-- Begin LISTED ENTRIES --

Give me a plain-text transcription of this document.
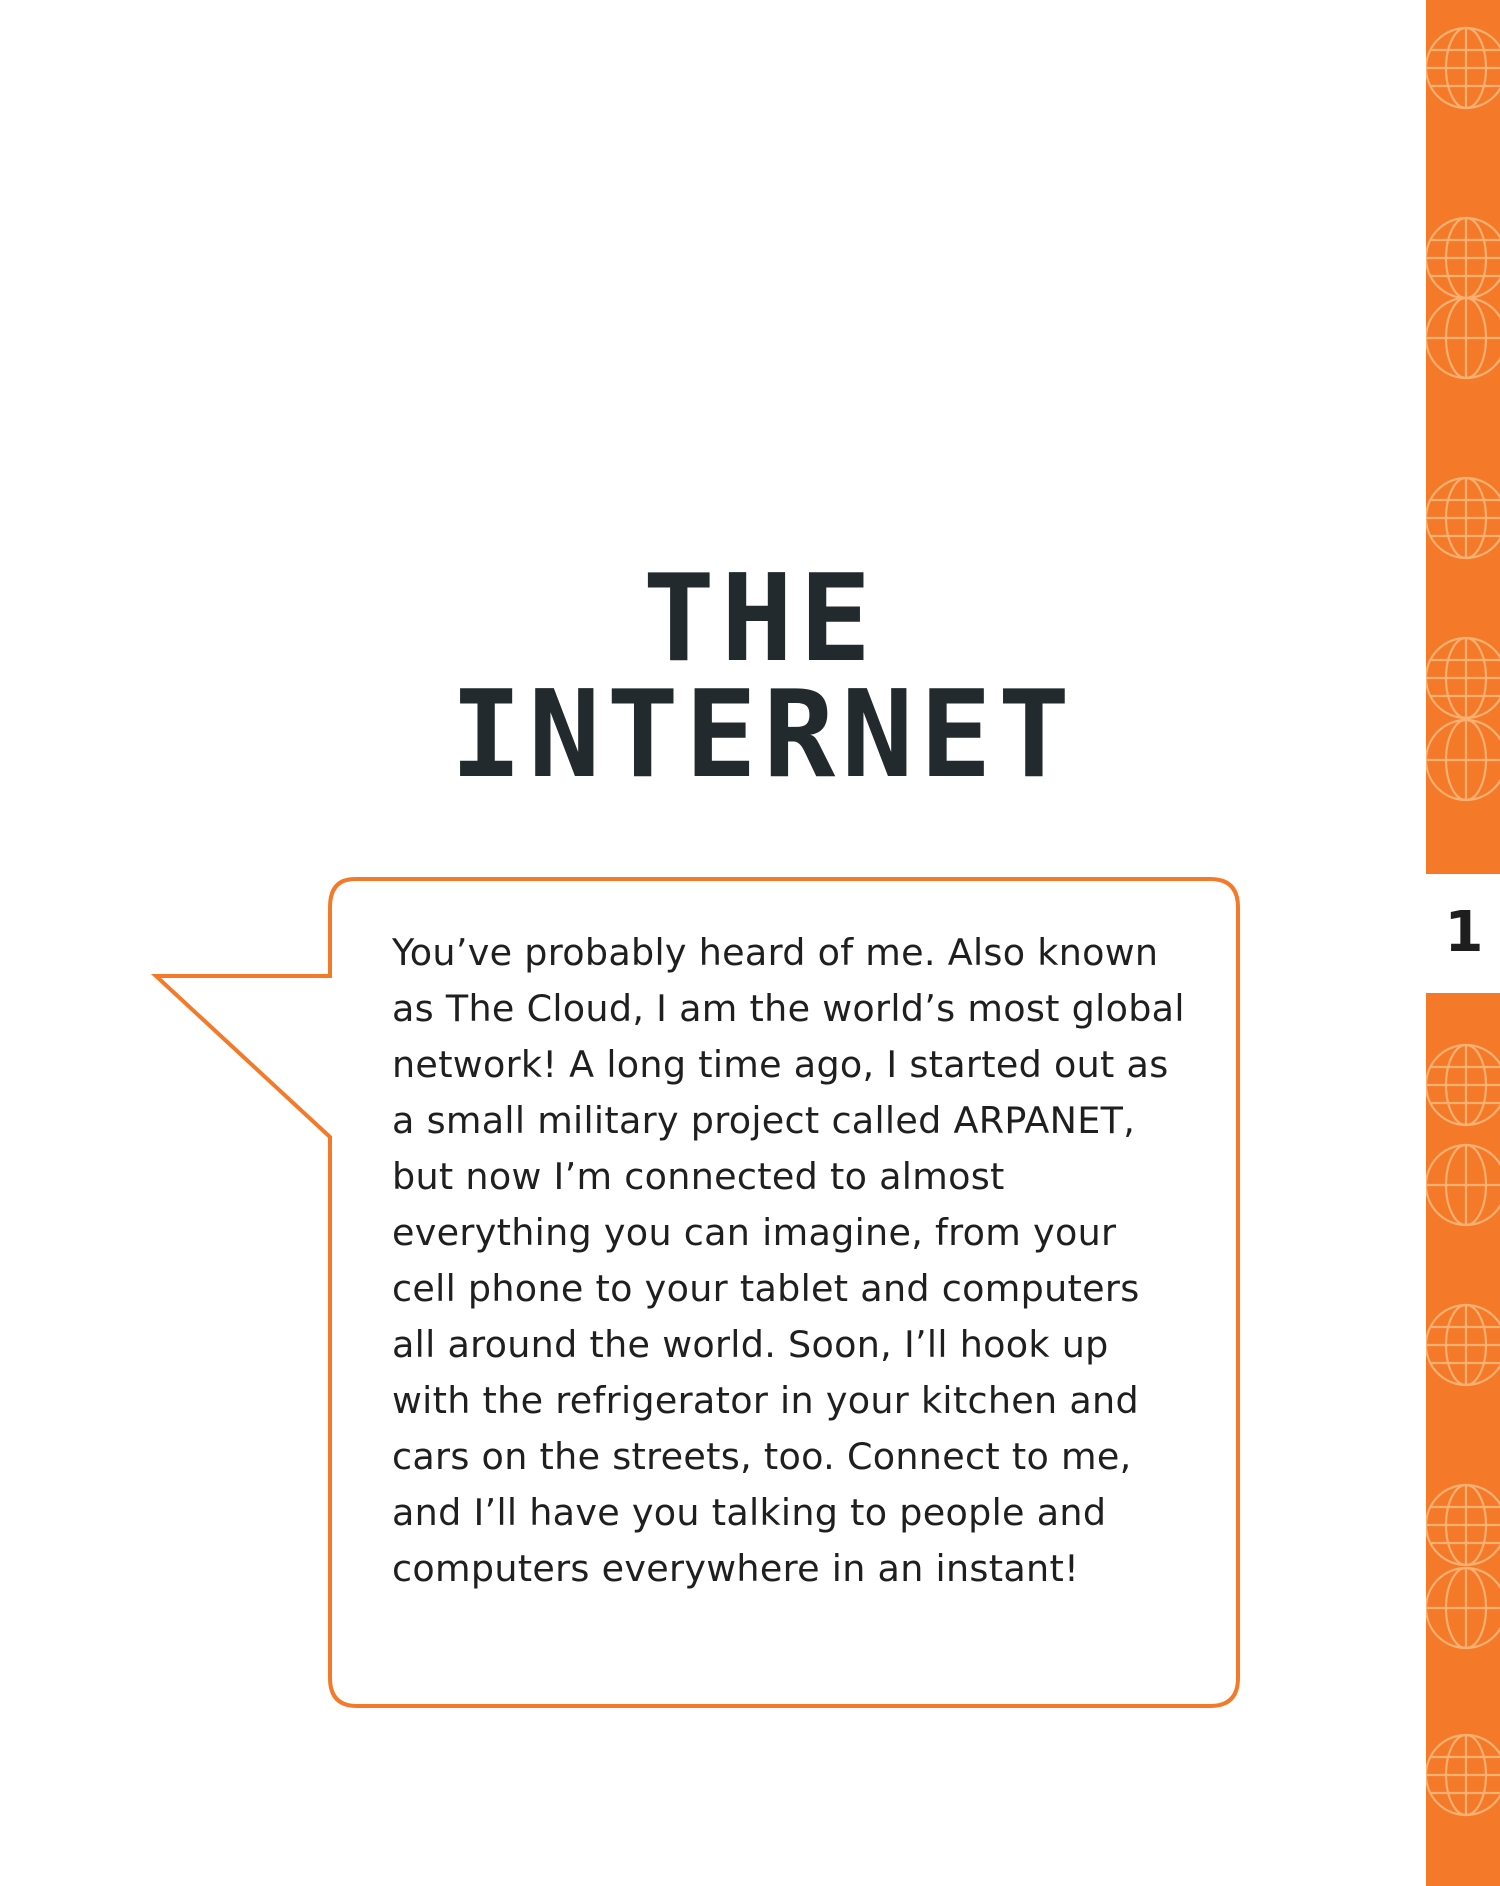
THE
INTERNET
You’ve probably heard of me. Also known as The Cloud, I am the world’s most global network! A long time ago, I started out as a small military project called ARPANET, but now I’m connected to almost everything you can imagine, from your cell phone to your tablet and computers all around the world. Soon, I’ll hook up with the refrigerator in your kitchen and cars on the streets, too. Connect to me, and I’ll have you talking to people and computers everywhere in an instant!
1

-- End LISTED ENTRIES --

- _WHAT TO WORK ON_: Pictures in the records should not appear in your copy, but everything else must be transcribed exactly.

- _TASK RESPONSE_:
Give me a plain-text transcription of this document.
THE
INTERNET
You’ve probably heard of me. Also known as The Cloud, I am the world’s most global network! A long time ago, I started out as a small military project called ARPANET, but now I’m connected to almost everything you can imagine, from your cell phone to your tablet and computers all around the world. Soon, I’ll hook up with the refrigerator in your kitchen and cars on the streets, too. Connect to me, and I’ll have you talking to people and computers everywhere in an instant!
1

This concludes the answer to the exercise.